§ **TASK DETAILS**
Repeat verbatim each line from the line with "Parse this screenshot: output" to the end of the entries. Pictures do not belong in the copy.

§ **RECORDS SUPPLIED**

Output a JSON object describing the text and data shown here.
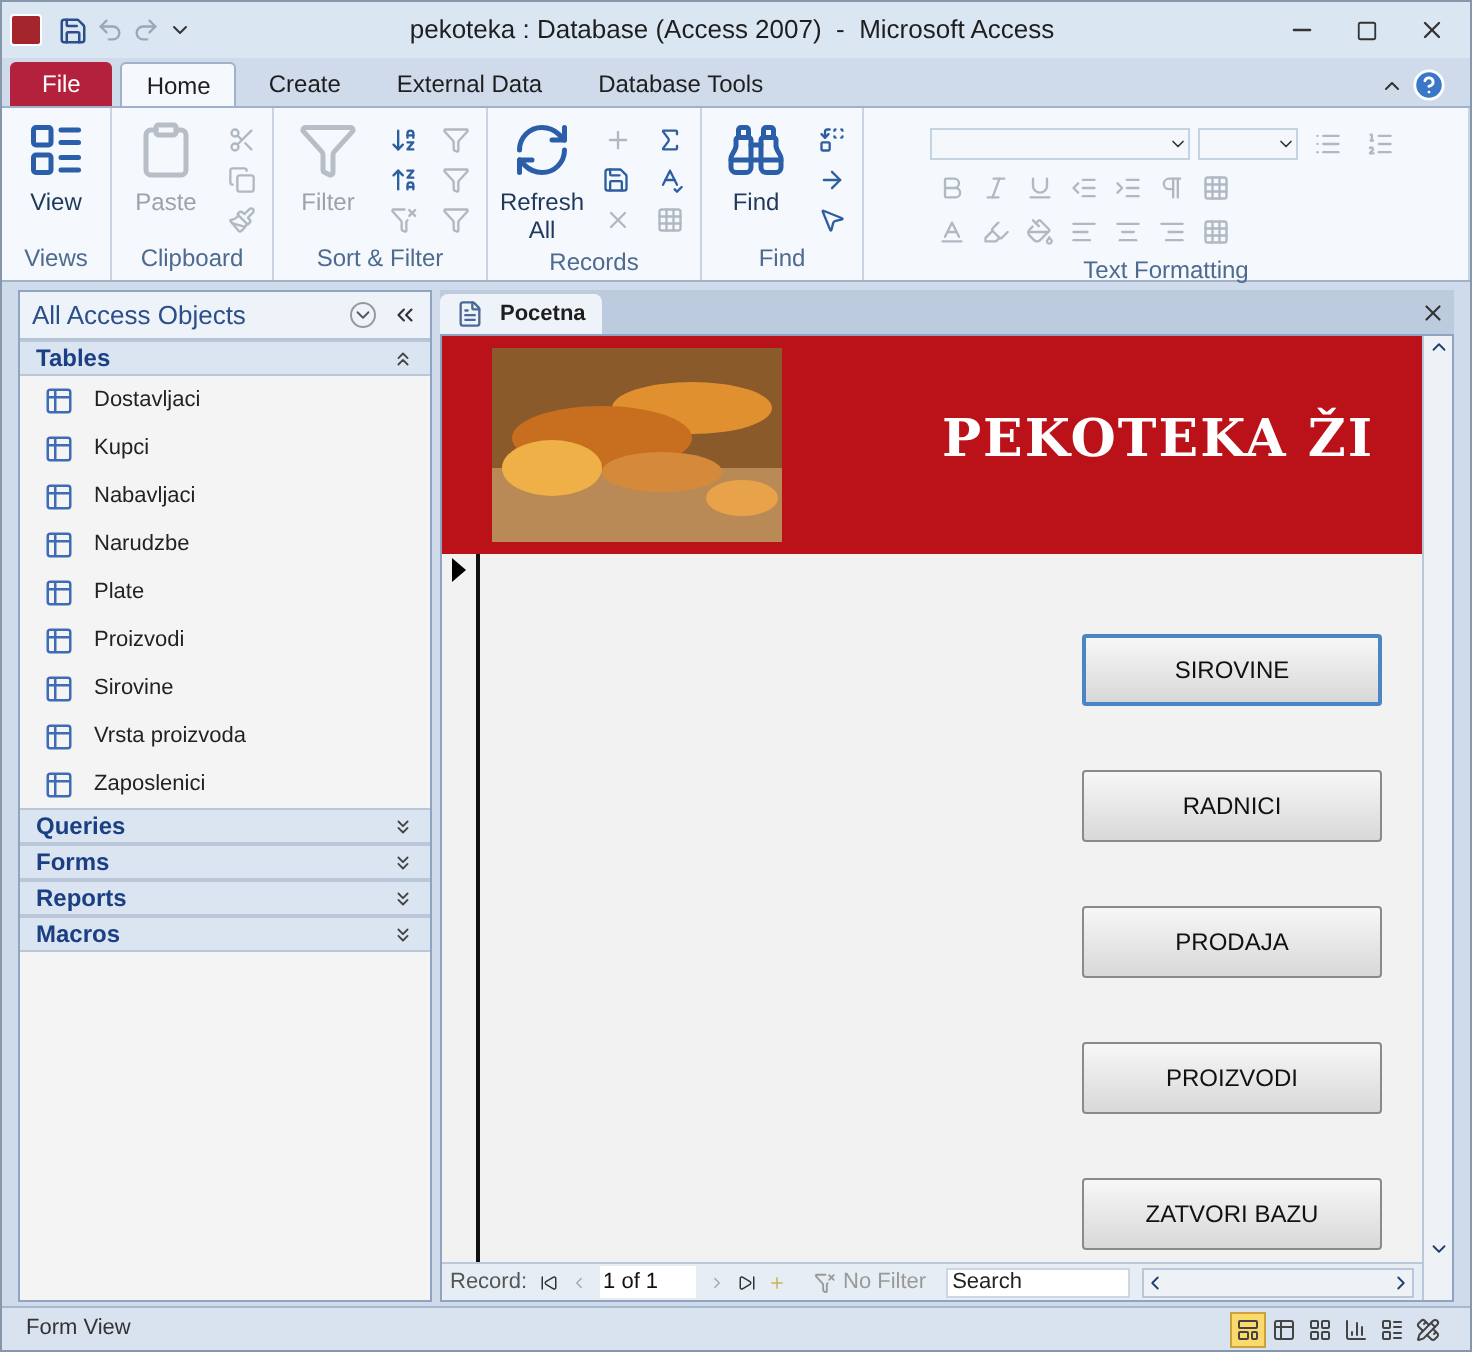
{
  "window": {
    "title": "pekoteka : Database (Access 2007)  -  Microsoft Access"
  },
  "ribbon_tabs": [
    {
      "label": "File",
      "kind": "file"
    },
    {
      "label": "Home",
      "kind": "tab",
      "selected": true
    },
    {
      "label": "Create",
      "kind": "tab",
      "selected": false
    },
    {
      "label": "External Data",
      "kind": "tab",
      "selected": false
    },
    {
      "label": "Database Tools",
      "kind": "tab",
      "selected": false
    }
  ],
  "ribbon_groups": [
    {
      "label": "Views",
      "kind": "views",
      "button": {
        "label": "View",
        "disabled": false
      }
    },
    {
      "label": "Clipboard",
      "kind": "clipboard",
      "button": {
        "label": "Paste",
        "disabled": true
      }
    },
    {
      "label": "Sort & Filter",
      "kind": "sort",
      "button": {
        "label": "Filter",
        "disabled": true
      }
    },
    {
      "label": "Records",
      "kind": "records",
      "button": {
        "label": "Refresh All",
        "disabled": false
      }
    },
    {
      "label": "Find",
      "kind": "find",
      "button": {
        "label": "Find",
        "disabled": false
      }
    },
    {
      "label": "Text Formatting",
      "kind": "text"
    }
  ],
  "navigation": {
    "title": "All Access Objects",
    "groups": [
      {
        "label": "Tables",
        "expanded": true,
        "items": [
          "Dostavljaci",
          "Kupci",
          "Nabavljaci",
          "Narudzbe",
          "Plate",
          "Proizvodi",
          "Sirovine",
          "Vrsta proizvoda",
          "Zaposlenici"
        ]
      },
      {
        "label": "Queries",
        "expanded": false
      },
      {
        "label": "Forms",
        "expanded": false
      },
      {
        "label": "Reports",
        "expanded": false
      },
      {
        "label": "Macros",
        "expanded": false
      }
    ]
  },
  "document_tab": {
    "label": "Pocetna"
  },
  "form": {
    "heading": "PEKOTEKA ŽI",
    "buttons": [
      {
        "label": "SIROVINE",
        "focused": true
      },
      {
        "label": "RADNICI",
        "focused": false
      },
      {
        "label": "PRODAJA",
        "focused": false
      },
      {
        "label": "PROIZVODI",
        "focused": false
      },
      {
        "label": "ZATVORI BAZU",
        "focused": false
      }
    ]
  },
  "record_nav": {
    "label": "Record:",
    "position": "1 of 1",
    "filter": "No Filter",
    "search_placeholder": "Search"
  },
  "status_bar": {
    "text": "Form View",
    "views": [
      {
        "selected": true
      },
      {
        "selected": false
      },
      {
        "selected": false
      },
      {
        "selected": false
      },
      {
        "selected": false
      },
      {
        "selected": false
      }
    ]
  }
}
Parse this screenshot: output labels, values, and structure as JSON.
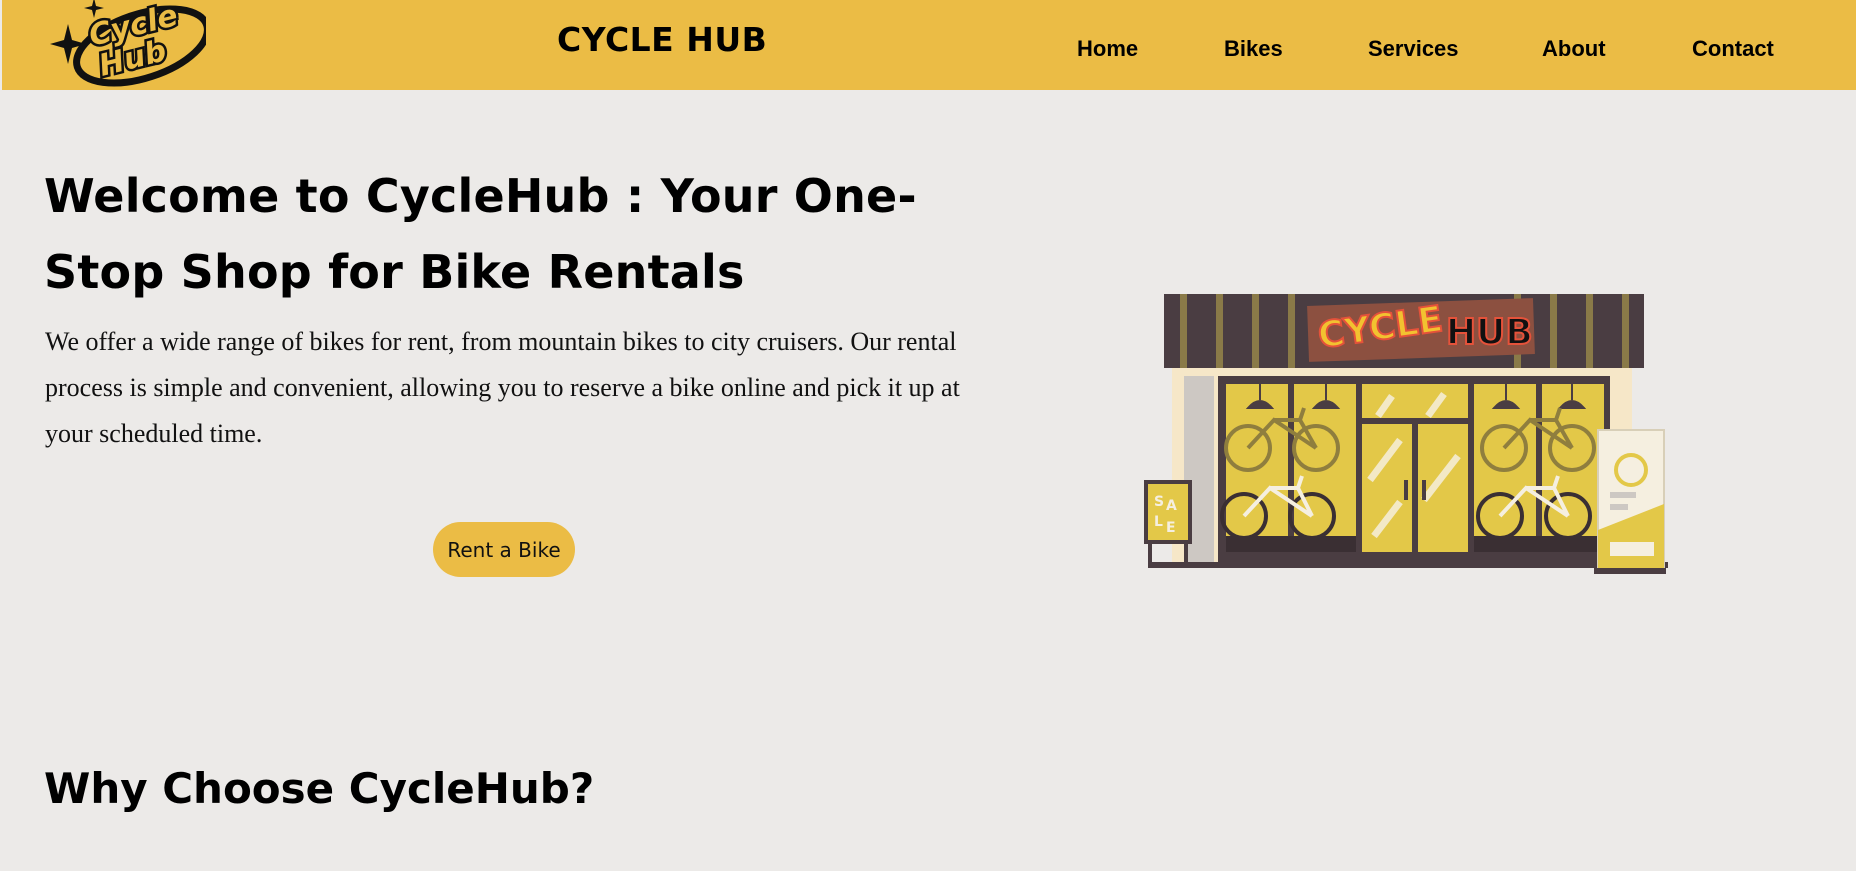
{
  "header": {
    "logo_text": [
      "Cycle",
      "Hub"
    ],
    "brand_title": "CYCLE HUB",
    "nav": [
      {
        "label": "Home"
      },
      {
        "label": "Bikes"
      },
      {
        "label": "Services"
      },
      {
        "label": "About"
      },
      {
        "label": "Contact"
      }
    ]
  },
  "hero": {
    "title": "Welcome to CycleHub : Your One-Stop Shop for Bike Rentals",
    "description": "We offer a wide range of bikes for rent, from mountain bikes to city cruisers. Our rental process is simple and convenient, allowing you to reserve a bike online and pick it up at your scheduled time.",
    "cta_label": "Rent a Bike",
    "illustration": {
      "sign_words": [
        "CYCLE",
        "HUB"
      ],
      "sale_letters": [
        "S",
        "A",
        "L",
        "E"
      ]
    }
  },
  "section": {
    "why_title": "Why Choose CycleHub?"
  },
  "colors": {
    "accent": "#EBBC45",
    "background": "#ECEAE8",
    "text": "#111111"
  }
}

§ **ANSWER IN FULL**
Parse this screenshot: output labels, values, and structure as JSON.
{
  "header": {
    "logo_text": [
      "Cycle",
      "Hub"
    ],
    "brand_title": "CYCLE HUB",
    "nav": [
      {
        "label": "Home"
      },
      {
        "label": "Bikes"
      },
      {
        "label": "Services"
      },
      {
        "label": "About"
      },
      {
        "label": "Contact"
      }
    ]
  },
  "hero": {
    "title": "Welcome to CycleHub : Your One-Stop Shop for Bike Rentals",
    "description": "We offer a wide range of bikes for rent, from mountain bikes to city cruisers. Our rental process is simple and convenient, allowing you to reserve a bike online and pick it up at your scheduled time.",
    "cta_label": "Rent a Bike",
    "illustration": {
      "sign_words": [
        "CYCLE",
        "HUB"
      ],
      "sale_letters": [
        "S",
        "A",
        "L",
        "E"
      ]
    }
  },
  "section": {
    "why_title": "Why Choose CycleHub?"
  },
  "colors": {
    "accent": "#EBBC45",
    "background": "#ECEAE8",
    "text": "#111111"
  }
}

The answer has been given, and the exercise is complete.